Stored records:
##########

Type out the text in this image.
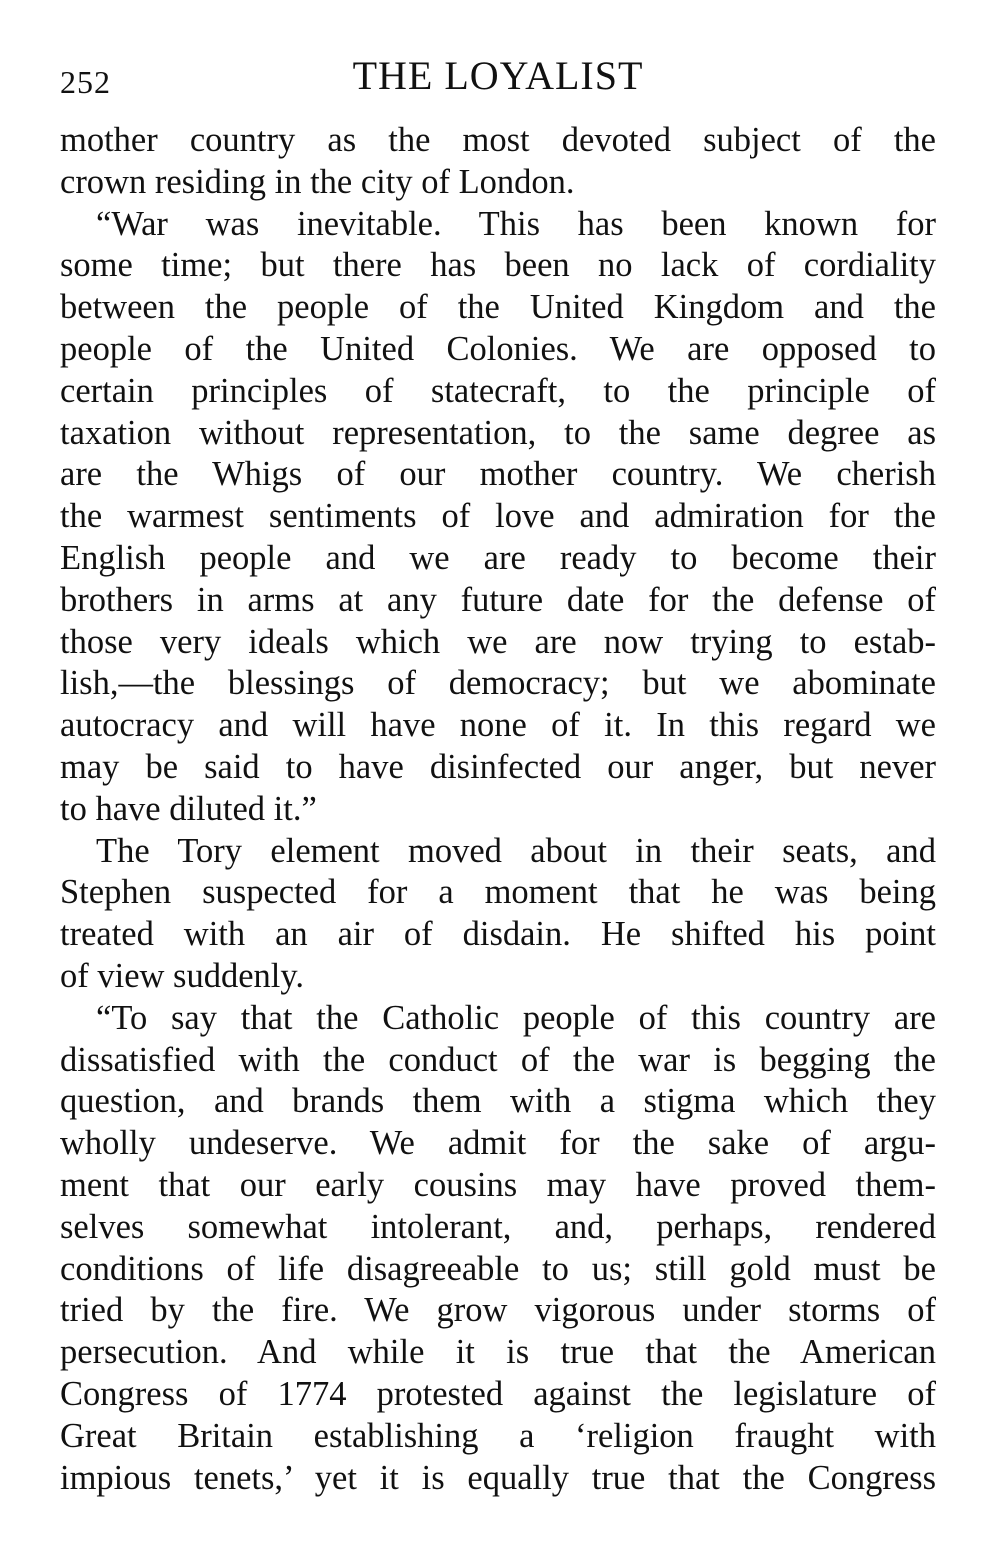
252	THE LOYALIST
mother country as the most devoted subject of the
crown residing in the city of London.
“War was inevitable. This has been known for
some time; but there has been no lack of cordiality
between the people of the United Kingdom and the
people of the United Colonies. We are opposed to
certain principles of statecraft, to the principle of
taxation without representation, to the same degree as
are the Whigs of our mother country. We cherish
the warmest sentiments of love and admiration for the
English people and we are ready to become their
brothers in arms at any future date for the defense of
those very ideals which we are now trying to estab-
lish,—the blessings of democracy; but we abominate
autocracy and will have none of it. In this regard we
may be said to have disinfected our anger, but never
to have diluted it.”
The Tory element moved about in their seats, and
Stephen suspected for a moment that he was being
treated with an air of disdain. He shifted his point
of view suddenly.
“To say that the Catholic people of this country are
dissatisfied with the conduct of the war is begging the
question, and brands them with a stigma which they
wholly undeserve. We admit for the sake of argu-
ment that our early cousins may have proved them-
selves somewhat intolerant, and, perhaps, rendered
conditions of life disagreeable to us; still gold must be
tried by the fire. We grow vigorous under storms of
persecution. And while it is true that the American
Congress of 1774 protested against the legislature of
Great Britain establishing a ‘religion fraught with
impious tenets,’ yet it is equally true that the Congress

##########

Problem requirements
Transcribe the records word for word and include no pictures.

The answer
Type out the text in this image.
252	THE LOYALIST
mother country as the most devoted subject of the
crown residing in the city of London.
“War was inevitable. This has been known for
some time; but there has been no lack of cordiality
between the people of the United Kingdom and the
people of the United Colonies. We are opposed to
certain principles of statecraft, to the principle of
taxation without representation, to the same degree as
are the Whigs of our mother country. We cherish
the warmest sentiments of love and admiration for the
English people and we are ready to become their
brothers in arms at any future date for the defense of
those very ideals which we are now trying to estab-
lish,—the blessings of democracy; but we abominate
autocracy and will have none of it. In this regard we
may be said to have disinfected our anger, but never
to have diluted it.”
The Tory element moved about in their seats, and
Stephen suspected for a moment that he was being
treated with an air of disdain. He shifted his point
of view suddenly.
“To say that the Catholic people of this country are
dissatisfied with the conduct of the war is begging the
question, and brands them with a stigma which they
wholly undeserve. We admit for the sake of argu-
ment that our early cousins may have proved them-
selves somewhat intolerant, and, perhaps, rendered
conditions of life disagreeable to us; still gold must be
tried by the fire. We grow vigorous under storms of
persecution. And while it is true that the American
Congress of 1774 protested against the legislature of
Great Britain establishing a ‘religion fraught with
impious tenets,’ yet it is equally true that the Congress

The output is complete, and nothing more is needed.